Data for this exercise

= = = =

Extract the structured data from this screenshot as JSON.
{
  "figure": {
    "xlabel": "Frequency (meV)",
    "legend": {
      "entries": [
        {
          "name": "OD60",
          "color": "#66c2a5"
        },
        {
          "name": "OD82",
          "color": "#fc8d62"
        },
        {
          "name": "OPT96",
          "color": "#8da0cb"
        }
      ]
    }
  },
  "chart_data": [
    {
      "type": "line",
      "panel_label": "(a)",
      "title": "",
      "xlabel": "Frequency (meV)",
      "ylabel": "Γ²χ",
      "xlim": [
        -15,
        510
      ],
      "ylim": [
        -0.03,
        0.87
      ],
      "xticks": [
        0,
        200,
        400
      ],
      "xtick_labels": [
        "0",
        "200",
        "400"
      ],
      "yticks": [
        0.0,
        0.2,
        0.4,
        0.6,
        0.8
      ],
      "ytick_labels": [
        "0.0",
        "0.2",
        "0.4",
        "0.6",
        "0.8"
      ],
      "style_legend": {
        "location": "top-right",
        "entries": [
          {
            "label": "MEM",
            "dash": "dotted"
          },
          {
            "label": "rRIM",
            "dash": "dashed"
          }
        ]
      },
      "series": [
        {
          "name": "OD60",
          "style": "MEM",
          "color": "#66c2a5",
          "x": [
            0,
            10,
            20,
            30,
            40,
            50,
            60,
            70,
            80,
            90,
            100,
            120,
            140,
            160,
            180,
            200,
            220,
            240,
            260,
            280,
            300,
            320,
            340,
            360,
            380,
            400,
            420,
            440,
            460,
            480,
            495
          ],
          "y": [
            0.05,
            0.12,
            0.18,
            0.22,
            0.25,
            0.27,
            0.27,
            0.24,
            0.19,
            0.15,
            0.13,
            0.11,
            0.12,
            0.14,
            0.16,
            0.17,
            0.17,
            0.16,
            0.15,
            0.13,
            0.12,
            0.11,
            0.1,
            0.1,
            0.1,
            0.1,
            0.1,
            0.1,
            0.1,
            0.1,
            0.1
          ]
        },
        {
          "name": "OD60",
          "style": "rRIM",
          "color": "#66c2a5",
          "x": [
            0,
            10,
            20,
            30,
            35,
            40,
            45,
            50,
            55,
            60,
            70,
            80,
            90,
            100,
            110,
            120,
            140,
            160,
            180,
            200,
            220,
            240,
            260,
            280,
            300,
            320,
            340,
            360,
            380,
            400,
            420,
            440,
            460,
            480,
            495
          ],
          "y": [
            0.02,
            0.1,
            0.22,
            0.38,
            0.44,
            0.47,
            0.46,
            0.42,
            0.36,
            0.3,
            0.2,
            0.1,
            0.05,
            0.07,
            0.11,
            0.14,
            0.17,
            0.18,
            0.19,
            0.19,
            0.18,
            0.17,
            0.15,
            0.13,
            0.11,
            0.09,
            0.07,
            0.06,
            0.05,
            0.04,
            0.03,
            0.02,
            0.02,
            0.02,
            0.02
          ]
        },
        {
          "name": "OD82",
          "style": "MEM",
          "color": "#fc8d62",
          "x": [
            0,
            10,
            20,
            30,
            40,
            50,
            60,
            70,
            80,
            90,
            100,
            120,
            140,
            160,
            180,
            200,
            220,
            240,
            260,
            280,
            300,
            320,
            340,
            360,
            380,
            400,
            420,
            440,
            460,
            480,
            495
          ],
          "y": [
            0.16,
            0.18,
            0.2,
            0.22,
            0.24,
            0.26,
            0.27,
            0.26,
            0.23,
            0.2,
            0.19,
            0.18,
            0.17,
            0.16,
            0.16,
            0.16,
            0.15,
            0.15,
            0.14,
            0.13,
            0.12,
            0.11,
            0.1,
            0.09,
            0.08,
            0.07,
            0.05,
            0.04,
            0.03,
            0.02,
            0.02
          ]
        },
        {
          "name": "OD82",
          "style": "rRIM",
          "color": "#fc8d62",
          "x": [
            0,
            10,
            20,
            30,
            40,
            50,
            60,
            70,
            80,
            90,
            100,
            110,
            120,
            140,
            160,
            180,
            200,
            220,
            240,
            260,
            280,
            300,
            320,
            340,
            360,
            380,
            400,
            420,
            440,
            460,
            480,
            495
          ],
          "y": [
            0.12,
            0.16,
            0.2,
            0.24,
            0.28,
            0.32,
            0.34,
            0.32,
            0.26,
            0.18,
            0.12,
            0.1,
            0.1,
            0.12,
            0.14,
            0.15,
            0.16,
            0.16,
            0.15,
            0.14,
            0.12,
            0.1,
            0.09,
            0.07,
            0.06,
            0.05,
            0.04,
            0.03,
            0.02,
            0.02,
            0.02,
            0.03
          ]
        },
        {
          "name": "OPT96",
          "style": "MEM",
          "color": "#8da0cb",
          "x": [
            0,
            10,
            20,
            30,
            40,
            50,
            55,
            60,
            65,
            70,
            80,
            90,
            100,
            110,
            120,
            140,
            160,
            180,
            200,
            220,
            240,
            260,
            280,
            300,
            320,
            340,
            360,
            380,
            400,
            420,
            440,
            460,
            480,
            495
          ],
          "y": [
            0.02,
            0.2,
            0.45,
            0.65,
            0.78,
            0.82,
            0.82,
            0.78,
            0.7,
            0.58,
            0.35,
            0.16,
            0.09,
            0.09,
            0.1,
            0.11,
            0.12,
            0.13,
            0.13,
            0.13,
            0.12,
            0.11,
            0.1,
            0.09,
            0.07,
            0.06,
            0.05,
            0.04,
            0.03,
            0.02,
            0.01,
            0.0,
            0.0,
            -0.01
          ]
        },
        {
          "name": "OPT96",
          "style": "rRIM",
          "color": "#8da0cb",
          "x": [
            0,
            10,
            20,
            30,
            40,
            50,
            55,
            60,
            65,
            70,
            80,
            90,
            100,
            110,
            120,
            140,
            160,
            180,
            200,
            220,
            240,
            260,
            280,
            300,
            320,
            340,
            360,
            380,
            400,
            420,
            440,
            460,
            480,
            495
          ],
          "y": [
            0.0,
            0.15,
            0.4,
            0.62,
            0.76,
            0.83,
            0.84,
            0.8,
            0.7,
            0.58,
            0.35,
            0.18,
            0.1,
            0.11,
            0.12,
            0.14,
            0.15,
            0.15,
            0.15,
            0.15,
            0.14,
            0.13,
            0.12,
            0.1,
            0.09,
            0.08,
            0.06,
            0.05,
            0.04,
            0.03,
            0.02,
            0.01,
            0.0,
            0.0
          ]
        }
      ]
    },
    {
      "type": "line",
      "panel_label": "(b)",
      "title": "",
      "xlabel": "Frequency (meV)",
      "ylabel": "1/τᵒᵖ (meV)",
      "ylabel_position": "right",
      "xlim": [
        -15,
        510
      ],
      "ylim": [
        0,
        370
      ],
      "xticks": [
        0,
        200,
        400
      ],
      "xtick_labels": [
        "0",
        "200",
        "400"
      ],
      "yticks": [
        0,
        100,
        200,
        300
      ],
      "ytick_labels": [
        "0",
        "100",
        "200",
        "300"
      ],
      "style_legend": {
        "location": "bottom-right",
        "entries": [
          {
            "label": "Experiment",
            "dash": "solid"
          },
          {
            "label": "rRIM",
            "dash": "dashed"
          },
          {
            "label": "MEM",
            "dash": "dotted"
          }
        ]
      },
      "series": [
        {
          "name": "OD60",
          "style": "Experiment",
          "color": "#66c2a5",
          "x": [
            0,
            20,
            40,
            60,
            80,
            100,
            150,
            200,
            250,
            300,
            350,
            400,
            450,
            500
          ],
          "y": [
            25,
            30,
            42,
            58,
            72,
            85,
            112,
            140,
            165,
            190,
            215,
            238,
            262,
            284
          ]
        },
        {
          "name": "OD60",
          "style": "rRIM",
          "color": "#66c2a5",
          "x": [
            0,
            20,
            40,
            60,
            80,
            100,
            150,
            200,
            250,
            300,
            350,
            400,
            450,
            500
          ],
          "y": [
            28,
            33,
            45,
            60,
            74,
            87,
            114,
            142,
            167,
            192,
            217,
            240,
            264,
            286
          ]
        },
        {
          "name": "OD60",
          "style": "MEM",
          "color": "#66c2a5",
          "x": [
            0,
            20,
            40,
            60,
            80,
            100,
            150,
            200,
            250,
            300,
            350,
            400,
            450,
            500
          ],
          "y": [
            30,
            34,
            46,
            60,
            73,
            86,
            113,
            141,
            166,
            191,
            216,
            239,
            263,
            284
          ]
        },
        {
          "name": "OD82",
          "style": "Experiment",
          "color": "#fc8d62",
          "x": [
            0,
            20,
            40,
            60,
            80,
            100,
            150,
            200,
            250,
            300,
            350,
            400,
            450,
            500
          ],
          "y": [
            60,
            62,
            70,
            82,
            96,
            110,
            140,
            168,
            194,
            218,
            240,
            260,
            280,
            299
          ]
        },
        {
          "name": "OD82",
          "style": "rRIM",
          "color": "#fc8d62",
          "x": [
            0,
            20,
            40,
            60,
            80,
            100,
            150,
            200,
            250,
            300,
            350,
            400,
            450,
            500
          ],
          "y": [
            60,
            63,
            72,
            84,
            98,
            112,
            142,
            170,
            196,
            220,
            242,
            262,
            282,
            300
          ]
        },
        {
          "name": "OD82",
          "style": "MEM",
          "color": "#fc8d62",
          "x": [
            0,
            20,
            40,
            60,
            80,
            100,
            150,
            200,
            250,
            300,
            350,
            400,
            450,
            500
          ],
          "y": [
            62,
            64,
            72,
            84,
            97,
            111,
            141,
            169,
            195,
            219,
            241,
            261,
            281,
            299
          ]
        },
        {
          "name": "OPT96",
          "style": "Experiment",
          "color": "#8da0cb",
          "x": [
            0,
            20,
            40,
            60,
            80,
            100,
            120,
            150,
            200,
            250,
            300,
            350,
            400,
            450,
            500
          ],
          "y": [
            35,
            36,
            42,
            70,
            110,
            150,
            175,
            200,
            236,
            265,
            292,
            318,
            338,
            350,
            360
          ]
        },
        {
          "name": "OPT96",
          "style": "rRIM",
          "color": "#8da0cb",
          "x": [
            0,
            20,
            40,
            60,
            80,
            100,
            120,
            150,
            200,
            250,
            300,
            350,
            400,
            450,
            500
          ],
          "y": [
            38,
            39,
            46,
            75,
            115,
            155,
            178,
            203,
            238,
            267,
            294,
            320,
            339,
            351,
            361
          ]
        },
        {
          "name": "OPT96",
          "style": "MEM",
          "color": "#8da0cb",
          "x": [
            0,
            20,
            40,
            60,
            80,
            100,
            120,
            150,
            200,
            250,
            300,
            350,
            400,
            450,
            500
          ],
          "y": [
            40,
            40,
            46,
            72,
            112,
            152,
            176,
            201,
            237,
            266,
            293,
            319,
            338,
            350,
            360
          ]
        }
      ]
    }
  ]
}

= = = =

Exercise
Copy out every line with the word "right".

Solution for this problem
        "location": "top-right",
      "ylabel_position": "right",
        "location": "bottom-right",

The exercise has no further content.